• [Task prompt] It is required that all of the data be written out exactly.

— Start Data shown —

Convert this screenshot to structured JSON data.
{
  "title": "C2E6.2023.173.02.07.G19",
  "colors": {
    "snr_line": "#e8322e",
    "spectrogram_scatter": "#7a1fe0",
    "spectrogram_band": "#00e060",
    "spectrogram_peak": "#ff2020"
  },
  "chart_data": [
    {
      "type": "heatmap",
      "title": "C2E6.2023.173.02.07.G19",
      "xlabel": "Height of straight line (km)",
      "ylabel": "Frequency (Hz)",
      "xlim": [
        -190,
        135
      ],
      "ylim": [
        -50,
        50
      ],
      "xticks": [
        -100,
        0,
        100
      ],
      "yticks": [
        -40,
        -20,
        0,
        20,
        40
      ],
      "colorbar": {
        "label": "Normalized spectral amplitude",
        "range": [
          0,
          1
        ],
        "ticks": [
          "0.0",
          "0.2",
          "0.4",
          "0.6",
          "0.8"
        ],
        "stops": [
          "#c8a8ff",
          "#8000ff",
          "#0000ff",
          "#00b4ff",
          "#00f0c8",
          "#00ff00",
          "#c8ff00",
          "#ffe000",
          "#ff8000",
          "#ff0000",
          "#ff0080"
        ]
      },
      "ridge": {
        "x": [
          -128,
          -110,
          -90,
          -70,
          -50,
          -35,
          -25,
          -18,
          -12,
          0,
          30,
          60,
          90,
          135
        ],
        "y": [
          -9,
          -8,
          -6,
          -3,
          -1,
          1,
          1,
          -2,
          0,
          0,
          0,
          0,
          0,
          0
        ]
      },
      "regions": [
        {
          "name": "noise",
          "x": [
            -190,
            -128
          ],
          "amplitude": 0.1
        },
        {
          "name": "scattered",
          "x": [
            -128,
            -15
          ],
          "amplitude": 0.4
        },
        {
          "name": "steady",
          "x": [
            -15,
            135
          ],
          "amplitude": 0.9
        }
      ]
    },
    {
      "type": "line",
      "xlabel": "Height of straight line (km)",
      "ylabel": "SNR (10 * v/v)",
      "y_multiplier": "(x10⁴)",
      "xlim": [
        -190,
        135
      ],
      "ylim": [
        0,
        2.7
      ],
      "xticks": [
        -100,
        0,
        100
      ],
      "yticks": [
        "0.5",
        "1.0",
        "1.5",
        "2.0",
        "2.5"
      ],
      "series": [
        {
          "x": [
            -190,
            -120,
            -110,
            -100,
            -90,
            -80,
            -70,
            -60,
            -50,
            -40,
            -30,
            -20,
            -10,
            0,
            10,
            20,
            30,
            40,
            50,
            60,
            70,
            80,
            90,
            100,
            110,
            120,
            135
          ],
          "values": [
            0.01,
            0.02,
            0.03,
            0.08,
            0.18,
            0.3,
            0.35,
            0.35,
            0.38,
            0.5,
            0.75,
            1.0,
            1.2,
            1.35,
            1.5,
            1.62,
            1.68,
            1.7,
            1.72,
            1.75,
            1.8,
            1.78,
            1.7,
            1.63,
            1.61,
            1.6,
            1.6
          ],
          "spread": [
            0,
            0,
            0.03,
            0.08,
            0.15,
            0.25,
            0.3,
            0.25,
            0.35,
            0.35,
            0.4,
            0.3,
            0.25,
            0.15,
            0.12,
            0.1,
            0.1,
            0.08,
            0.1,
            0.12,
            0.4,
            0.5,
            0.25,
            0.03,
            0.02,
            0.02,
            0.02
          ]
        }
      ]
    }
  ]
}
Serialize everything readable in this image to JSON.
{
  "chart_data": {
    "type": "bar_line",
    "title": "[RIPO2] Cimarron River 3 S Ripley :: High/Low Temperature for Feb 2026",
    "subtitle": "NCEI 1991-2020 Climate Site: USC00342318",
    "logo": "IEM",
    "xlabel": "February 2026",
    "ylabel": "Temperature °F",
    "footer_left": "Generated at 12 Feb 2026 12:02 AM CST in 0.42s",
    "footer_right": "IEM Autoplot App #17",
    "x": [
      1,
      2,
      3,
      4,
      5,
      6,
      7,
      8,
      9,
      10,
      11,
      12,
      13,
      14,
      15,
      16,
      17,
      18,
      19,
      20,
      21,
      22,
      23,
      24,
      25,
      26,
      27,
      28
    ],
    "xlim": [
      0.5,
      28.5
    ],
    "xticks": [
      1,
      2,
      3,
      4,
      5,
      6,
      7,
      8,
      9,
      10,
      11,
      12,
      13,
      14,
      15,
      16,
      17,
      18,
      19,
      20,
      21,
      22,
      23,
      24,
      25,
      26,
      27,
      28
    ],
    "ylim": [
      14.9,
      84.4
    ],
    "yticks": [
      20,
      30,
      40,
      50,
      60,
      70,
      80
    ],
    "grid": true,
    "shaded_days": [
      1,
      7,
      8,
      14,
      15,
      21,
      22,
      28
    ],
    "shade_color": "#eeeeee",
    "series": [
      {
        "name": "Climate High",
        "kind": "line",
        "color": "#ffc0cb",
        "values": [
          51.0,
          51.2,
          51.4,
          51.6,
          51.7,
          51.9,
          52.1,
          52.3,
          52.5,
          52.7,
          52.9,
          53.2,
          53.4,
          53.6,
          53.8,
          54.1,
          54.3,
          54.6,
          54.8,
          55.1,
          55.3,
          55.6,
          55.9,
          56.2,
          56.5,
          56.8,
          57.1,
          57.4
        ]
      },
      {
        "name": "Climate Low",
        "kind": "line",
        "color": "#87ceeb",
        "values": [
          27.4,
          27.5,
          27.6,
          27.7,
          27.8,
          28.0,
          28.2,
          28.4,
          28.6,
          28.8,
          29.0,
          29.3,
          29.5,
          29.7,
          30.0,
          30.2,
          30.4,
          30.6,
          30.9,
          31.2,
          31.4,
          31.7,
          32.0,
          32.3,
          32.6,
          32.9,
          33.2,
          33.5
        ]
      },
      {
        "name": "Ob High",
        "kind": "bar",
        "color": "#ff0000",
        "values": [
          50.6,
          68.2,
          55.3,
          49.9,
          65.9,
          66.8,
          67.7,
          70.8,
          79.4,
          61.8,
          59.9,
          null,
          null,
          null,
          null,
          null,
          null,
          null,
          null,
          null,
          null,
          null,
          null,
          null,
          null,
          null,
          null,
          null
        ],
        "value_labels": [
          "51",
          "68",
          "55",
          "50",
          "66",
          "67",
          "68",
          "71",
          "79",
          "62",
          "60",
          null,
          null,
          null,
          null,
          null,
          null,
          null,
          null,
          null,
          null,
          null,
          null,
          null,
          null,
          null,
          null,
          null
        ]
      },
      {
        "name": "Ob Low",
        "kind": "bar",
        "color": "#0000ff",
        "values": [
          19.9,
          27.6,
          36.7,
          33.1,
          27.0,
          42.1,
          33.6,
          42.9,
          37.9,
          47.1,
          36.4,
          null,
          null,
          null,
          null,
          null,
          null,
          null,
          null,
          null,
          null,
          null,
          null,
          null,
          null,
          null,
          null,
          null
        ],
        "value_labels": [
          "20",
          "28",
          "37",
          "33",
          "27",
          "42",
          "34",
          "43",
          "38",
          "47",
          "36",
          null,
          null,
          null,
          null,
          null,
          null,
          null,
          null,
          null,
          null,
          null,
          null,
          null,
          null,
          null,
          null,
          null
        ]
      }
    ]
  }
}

— End Data shown —

• [Full solution]
Convert this screenshot to structured JSON data.
{
  "title": "C2E6.2023.173.02.07.G19",
  "colors": {
    "snr_line": "#e8322e",
    "spectrogram_scatter": "#7a1fe0",
    "spectrogram_band": "#00e060",
    "spectrogram_peak": "#ff2020"
  },
  "chart_data": [
    {
      "type": "heatmap",
      "title": "C2E6.2023.173.02.07.G19",
      "xlabel": "Height of straight line (km)",
      "ylabel": "Frequency (Hz)",
      "xlim": [
        -190,
        135
      ],
      "ylim": [
        -50,
        50
      ],
      "xticks": [
        -100,
        0,
        100
      ],
      "yticks": [
        -40,
        -20,
        0,
        20,
        40
      ],
      "colorbar": {
        "label": "Normalized spectral amplitude",
        "range": [
          0,
          1
        ],
        "ticks": [
          "0.0",
          "0.2",
          "0.4",
          "0.6",
          "0.8"
        ],
        "stops": [
          "#c8a8ff",
          "#8000ff",
          "#0000ff",
          "#00b4ff",
          "#00f0c8",
          "#00ff00",
          "#c8ff00",
          "#ffe000",
          "#ff8000",
          "#ff0000",
          "#ff0080"
        ]
      },
      "ridge": {
        "x": [
          -128,
          -110,
          -90,
          -70,
          -50,
          -35,
          -25,
          -18,
          -12,
          0,
          30,
          60,
          90,
          135
        ],
        "y": [
          -9,
          -8,
          -6,
          -3,
          -1,
          1,
          1,
          -2,
          0,
          0,
          0,
          0,
          0,
          0
        ]
      },
      "regions": [
        {
          "name": "noise",
          "x": [
            -190,
            -128
          ],
          "amplitude": 0.1
        },
        {
          "name": "scattered",
          "x": [
            -128,
            -15
          ],
          "amplitude": 0.4
        },
        {
          "name": "steady",
          "x": [
            -15,
            135
          ],
          "amplitude": 0.9
        }
      ]
    },
    {
      "type": "line",
      "xlabel": "Height of straight line (km)",
      "ylabel": "SNR (10 * v/v)",
      "y_multiplier": "(x10⁴)",
      "xlim": [
        -190,
        135
      ],
      "ylim": [
        0,
        2.7
      ],
      "xticks": [
        -100,
        0,
        100
      ],
      "yticks": [
        "0.5",
        "1.0",
        "1.5",
        "2.0",
        "2.5"
      ],
      "series": [
        {
          "x": [
            -190,
            -120,
            -110,
            -100,
            -90,
            -80,
            -70,
            -60,
            -50,
            -40,
            -30,
            -20,
            -10,
            0,
            10,
            20,
            30,
            40,
            50,
            60,
            70,
            80,
            90,
            100,
            110,
            120,
            135
          ],
          "values": [
            0.01,
            0.02,
            0.03,
            0.08,
            0.18,
            0.3,
            0.35,
            0.35,
            0.38,
            0.5,
            0.75,
            1.0,
            1.2,
            1.35,
            1.5,
            1.62,
            1.68,
            1.7,
            1.72,
            1.75,
            1.8,
            1.78,
            1.7,
            1.63,
            1.61,
            1.6,
            1.6
          ],
          "spread": [
            0,
            0,
            0.03,
            0.08,
            0.15,
            0.25,
            0.3,
            0.25,
            0.35,
            0.35,
            0.4,
            0.3,
            0.25,
            0.15,
            0.12,
            0.1,
            0.1,
            0.08,
            0.1,
            0.12,
            0.4,
            0.5,
            0.25,
            0.03,
            0.02,
            0.02,
            0.02
          ]
        }
      ]
    }
  ]
}
Serialize everything readable in this image to JSON.
{
  "chart_data": {
    "type": "bar_line",
    "title": "[RIPO2] Cimarron River 3 S Ripley :: High/Low Temperature for Feb 2026",
    "subtitle": "NCEI 1991-2020 Climate Site: USC00342318",
    "logo": "IEM",
    "xlabel": "February 2026",
    "ylabel": "Temperature °F",
    "footer_left": "Generated at 12 Feb 2026 12:02 AM CST in 0.42s",
    "footer_right": "IEM Autoplot App #17",
    "x": [
      1,
      2,
      3,
      4,
      5,
      6,
      7,
      8,
      9,
      10,
      11,
      12,
      13,
      14,
      15,
      16,
      17,
      18,
      19,
      20,
      21,
      22,
      23,
      24,
      25,
      26,
      27,
      28
    ],
    "xlim": [
      0.5,
      28.5
    ],
    "xticks": [
      1,
      2,
      3,
      4,
      5,
      6,
      7,
      8,
      9,
      10,
      11,
      12,
      13,
      14,
      15,
      16,
      17,
      18,
      19,
      20,
      21,
      22,
      23,
      24,
      25,
      26,
      27,
      28
    ],
    "ylim": [
      14.9,
      84.4
    ],
    "yticks": [
      20,
      30,
      40,
      50,
      60,
      70,
      80
    ],
    "grid": true,
    "shaded_days": [
      1,
      7,
      8,
      14,
      15,
      21,
      22,
      28
    ],
    "shade_color": "#eeeeee",
    "series": [
      {
        "name": "Climate High",
        "kind": "line",
        "color": "#ffc0cb",
        "values": [
          51.0,
          51.2,
          51.4,
          51.6,
          51.7,
          51.9,
          52.1,
          52.3,
          52.5,
          52.7,
          52.9,
          53.2,
          53.4,
          53.6,
          53.8,
          54.1,
          54.3,
          54.6,
          54.8,
          55.1,
          55.3,
          55.6,
          55.9,
          56.2,
          56.5,
          56.8,
          57.1,
          57.4
        ]
      },
      {
        "name": "Climate Low",
        "kind": "line",
        "color": "#87ceeb",
        "values": [
          27.4,
          27.5,
          27.6,
          27.7,
          27.8,
          28.0,
          28.2,
          28.4,
          28.6,
          28.8,
          29.0,
          29.3,
          29.5,
          29.7,
          30.0,
          30.2,
          30.4,
          30.6,
          30.9,
          31.2,
          31.4,
          31.7,
          32.0,
          32.3,
          32.6,
          32.9,
          33.2,
          33.5
        ]
      },
      {
        "name": "Ob High",
        "kind": "bar",
        "color": "#ff0000",
        "values": [
          50.6,
          68.2,
          55.3,
          49.9,
          65.9,
          66.8,
          67.7,
          70.8,
          79.4,
          61.8,
          59.9,
          null,
          null,
          null,
          null,
          null,
          null,
          null,
          null,
          null,
          null,
          null,
          null,
          null,
          null,
          null,
          null,
          null
        ],
        "value_labels": [
          "51",
          "68",
          "55",
          "50",
          "66",
          "67",
          "68",
          "71",
          "79",
          "62",
          "60",
          null,
          null,
          null,
          null,
          null,
          null,
          null,
          null,
          null,
          null,
          null,
          null,
          null,
          null,
          null,
          null,
          null
        ]
      },
      {
        "name": "Ob Low",
        "kind": "bar",
        "color": "#0000ff",
        "values": [
          19.9,
          27.6,
          36.7,
          33.1,
          27.0,
          42.1,
          33.6,
          42.9,
          37.9,
          47.1,
          36.4,
          null,
          null,
          null,
          null,
          null,
          null,
          null,
          null,
          null,
          null,
          null,
          null,
          null,
          null,
          null,
          null,
          null
        ],
        "value_labels": [
          "20",
          "28",
          "37",
          "33",
          "27",
          "42",
          "34",
          "43",
          "38",
          "47",
          "36",
          null,
          null,
          null,
          null,
          null,
          null,
          null,
          null,
          null,
          null,
          null,
          null,
          null,
          null,
          null,
          null,
          null
        ]
      }
    ]
  }
}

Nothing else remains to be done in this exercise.